[Collected data]

☆ ☆ ☆

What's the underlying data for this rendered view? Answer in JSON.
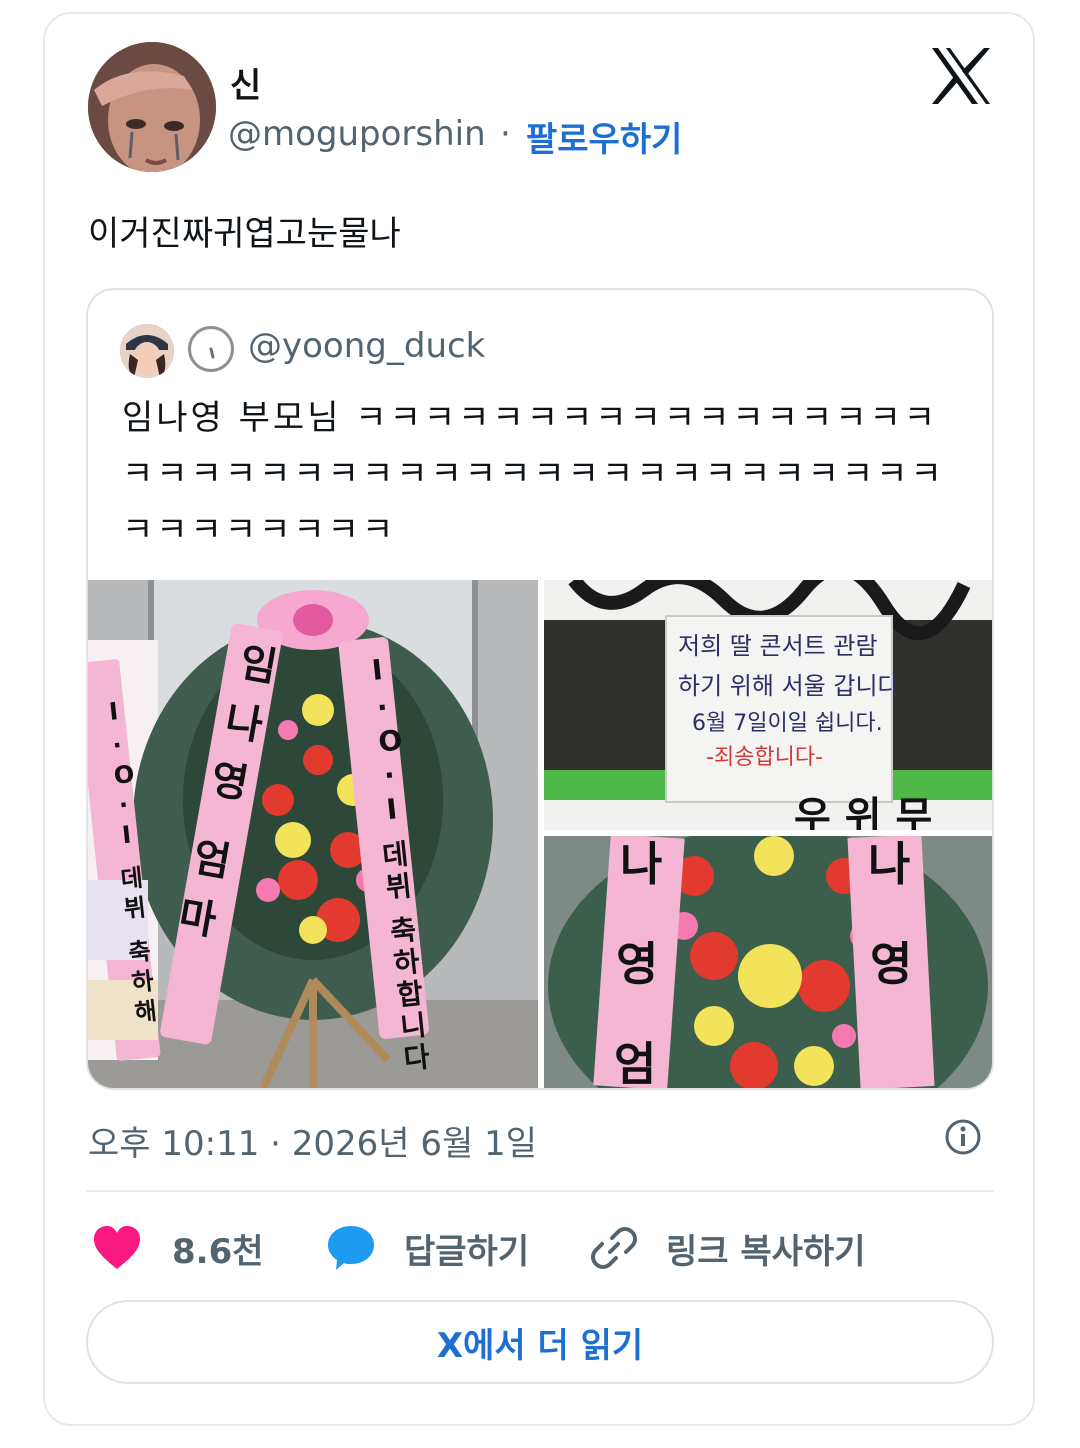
{
  "author": {
    "display_name": "신",
    "handle": "@moguporshin",
    "separator": "·",
    "follow_label": "팔로우하기"
  },
  "tweet": {
    "text": "이거진짜귀엽고눈물나",
    "timestamp": "오후 10:11 · 2026년 6월 1일"
  },
  "quote": {
    "handle": "@yoong_duck",
    "text": "임나영 부모님 ㅋㅋㅋㅋㅋㅋㅋㅋㅋㅋㅋㅋㅋㅋㅋㅋㅋㅋㅋㅋㅋㅋㅋㅋㅋㅋㅋㅋㅋㅋㅋㅋㅋㅋㅋㅋㅋㅋㅋㅋㅋㅋㅋㅋㅋㅋㅋㅋㅋ",
    "photos": {
      "photo1": {
        "ribbon_left": "임나영 엄마",
        "ribbon_right": "I·O·I 데뷔 축하합니다",
        "side_ribbon": "I·O·I 데뷔 축하해"
      },
      "photo2": {
        "sign_line1": "저희 딸 콘서트 관람",
        "sign_line2": "하기 위해 서울 갑니다",
        "sign_line3": "6월 7일이일 쉽니다.",
        "sign_line4": "-죄송합니다-",
        "bottom_text": "우 위 무"
      },
      "photo3": {
        "ribbon_left": "나영 엄",
        "ribbon_right": "나영"
      }
    }
  },
  "actions": {
    "like_count": "8.6천",
    "reply_label": "답글하기",
    "copy_link_label": "링크 복사하기"
  },
  "read_more_label": "X에서 더 읽기",
  "colors": {
    "accent": "#1d6fd1",
    "like": "#f91880",
    "reply_bubble": "#1d9bf0",
    "muted": "#536471",
    "ribbon_pink": "#f4b6d2"
  },
  "icons": {
    "x_logo": "x-logo-icon",
    "info": "info-icon",
    "like": "heart-icon",
    "reply": "speech-bubble-icon",
    "copy_link": "link-icon",
    "verified_badge": "clock-badge-icon"
  }
}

☆ ☆ ☆

TASK STATEMENT → Show each line holding the word "handle".

SOLUTION FOR THIS TASK →
    "handle": "@moguporshin",
    "handle": "@yoong_duck",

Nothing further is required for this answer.